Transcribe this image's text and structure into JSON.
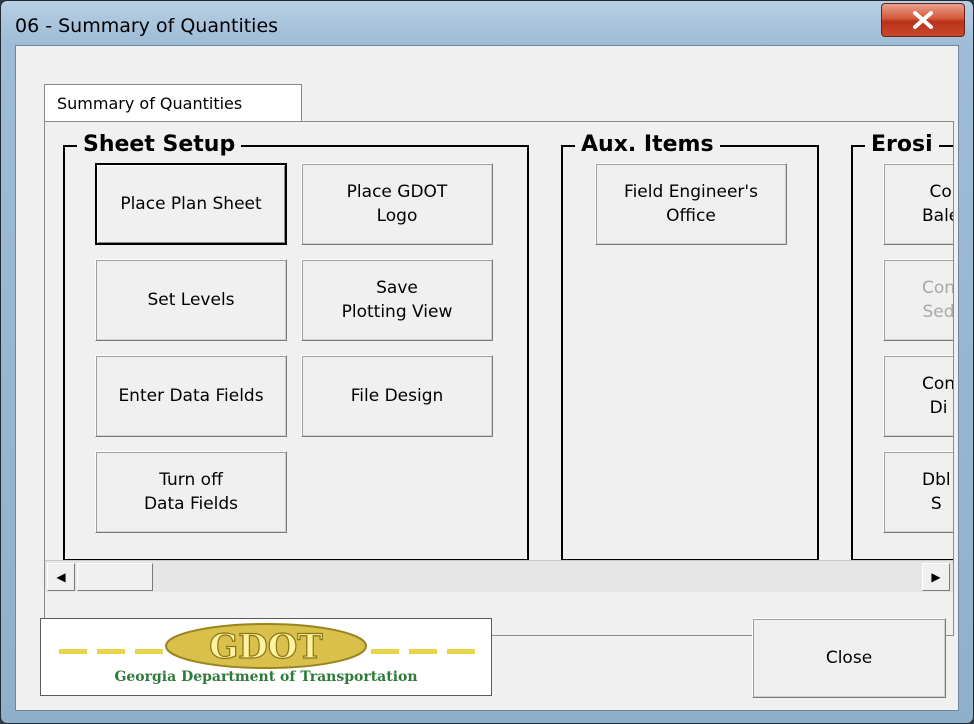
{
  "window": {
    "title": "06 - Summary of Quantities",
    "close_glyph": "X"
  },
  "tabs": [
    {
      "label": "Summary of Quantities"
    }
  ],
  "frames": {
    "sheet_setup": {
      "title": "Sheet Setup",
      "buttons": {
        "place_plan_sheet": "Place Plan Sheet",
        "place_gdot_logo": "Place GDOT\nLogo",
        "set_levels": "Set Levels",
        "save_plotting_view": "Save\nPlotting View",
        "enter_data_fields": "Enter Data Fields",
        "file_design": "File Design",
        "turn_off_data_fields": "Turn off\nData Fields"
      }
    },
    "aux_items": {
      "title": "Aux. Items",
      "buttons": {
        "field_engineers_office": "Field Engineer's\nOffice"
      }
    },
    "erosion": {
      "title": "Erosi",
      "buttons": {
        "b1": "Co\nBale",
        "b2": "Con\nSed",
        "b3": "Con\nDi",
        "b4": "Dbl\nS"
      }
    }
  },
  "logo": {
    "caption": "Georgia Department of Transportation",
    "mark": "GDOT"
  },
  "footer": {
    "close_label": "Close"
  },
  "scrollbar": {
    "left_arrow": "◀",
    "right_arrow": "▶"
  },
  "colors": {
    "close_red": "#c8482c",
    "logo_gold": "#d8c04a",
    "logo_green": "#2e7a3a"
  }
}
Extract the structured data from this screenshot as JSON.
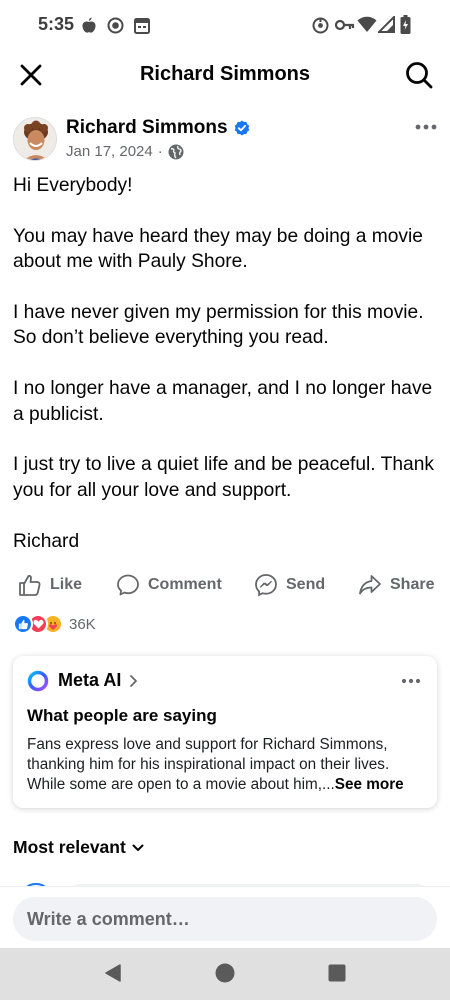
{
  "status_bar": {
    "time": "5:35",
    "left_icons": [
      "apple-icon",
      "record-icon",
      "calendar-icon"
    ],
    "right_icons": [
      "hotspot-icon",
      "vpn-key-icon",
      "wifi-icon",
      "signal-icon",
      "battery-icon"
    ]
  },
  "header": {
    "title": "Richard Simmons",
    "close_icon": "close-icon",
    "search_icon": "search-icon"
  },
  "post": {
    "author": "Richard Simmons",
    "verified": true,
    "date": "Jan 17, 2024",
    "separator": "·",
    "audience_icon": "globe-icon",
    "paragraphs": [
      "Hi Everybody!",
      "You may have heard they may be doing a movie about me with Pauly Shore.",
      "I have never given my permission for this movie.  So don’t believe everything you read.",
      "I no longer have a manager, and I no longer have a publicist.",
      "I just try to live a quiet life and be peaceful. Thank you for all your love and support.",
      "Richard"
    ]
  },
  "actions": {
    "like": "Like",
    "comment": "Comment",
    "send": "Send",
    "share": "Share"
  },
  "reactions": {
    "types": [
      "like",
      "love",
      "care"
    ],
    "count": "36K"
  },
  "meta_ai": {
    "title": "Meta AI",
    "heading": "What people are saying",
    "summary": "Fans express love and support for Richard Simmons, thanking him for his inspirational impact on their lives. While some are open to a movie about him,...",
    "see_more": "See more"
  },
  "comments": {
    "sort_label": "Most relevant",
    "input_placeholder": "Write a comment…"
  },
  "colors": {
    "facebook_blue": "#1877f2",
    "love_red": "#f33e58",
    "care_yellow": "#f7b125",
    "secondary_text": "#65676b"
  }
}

::::

■ Required task ■
Pick out every line holding the string "Fields" and return it.

■ Exercise solution ■
        "enter_data_fields": "Enter Data Fields",
        "turn_off_data_fields": "Turn off\nData Fields"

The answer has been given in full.